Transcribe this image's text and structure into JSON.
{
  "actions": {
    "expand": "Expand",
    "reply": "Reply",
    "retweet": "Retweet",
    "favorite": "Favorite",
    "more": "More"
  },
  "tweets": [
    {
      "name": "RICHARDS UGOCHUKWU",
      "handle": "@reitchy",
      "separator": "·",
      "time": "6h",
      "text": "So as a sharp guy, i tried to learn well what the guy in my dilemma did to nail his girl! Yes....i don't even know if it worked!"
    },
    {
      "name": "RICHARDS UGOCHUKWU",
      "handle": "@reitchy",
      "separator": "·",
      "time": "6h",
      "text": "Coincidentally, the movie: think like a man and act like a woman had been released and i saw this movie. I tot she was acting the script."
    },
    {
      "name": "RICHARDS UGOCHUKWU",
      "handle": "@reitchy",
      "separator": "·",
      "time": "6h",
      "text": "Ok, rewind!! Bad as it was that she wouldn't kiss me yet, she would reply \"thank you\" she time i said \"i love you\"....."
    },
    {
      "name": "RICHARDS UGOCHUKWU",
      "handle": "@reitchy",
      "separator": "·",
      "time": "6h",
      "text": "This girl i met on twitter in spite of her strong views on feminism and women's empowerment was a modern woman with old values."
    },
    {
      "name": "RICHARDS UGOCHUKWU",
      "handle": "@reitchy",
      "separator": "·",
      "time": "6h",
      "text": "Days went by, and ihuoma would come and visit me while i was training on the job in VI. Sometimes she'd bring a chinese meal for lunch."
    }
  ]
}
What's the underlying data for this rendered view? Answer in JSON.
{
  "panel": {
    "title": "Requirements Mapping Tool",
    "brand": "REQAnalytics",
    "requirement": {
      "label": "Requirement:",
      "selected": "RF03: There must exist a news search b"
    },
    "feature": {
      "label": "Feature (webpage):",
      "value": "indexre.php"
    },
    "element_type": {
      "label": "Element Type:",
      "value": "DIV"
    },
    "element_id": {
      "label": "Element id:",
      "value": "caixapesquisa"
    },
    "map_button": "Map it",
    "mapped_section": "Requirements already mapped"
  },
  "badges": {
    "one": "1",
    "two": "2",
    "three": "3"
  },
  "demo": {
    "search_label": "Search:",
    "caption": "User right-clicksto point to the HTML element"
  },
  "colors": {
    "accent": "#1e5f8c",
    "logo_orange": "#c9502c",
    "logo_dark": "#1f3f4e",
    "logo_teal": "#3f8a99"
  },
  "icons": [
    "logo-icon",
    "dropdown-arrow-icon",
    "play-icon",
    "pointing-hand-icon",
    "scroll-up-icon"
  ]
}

..........

What needs to be done: Every record above should be copied exactly.

Expected answer:
Transcribe this image's text and structure into JSON.
{
  "actions": {
    "expand": "Expand",
    "reply": "Reply",
    "retweet": "Retweet",
    "favorite": "Favorite",
    "more": "More"
  },
  "tweets": [
    {
      "name": "RICHARDS UGOCHUKWU",
      "handle": "@reitchy",
      "separator": "·",
      "time": "6h",
      "text": "So as a sharp guy, i tried to learn well what the guy in my dilemma did to nail his girl! Yes....i don't even know if it worked!"
    },
    {
      "name": "RICHARDS UGOCHUKWU",
      "handle": "@reitchy",
      "separator": "·",
      "time": "6h",
      "text": "Coincidentally, the movie: think like a man and act like a woman had been released and i saw this movie. I tot she was acting the script."
    },
    {
      "name": "RICHARDS UGOCHUKWU",
      "handle": "@reitchy",
      "separator": "·",
      "time": "6h",
      "text": "Ok, rewind!! Bad as it was that she wouldn't kiss me yet, she would reply \"thank you\" she time i said \"i love you\"....."
    },
    {
      "name": "RICHARDS UGOCHUKWU",
      "handle": "@reitchy",
      "separator": "·",
      "time": "6h",
      "text": "This girl i met on twitter in spite of her strong views on feminism and women's empowerment was a modern woman with old values."
    },
    {
      "name": "RICHARDS UGOCHUKWU",
      "handle": "@reitchy",
      "separator": "·",
      "time": "6h",
      "text": "Days went by, and ihuoma would come and visit me while i was training on the job in VI. Sometimes she'd bring a chinese meal for lunch."
    }
  ]
}
What's the underlying data for this rendered view? Answer in JSON.
{
  "panel": {
    "title": "Requirements Mapping Tool",
    "brand": "REQAnalytics",
    "requirement": {
      "label": "Requirement:",
      "selected": "RF03: There must exist a news search b"
    },
    "feature": {
      "label": "Feature (webpage):",
      "value": "indexre.php"
    },
    "element_type": {
      "label": "Element Type:",
      "value": "DIV"
    },
    "element_id": {
      "label": "Element id:",
      "value": "caixapesquisa"
    },
    "map_button": "Map it",
    "mapped_section": "Requirements already mapped"
  },
  "badges": {
    "one": "1",
    "two": "2",
    "three": "3"
  },
  "demo": {
    "search_label": "Search:",
    "caption": "User right-clicksto point to the HTML element"
  },
  "colors": {
    "accent": "#1e5f8c",
    "logo_orange": "#c9502c",
    "logo_dark": "#1f3f4e",
    "logo_teal": "#3f8a99"
  },
  "icons": [
    "logo-icon",
    "dropdown-arrow-icon",
    "play-icon",
    "pointing-hand-icon",
    "scroll-up-icon"
  ]
}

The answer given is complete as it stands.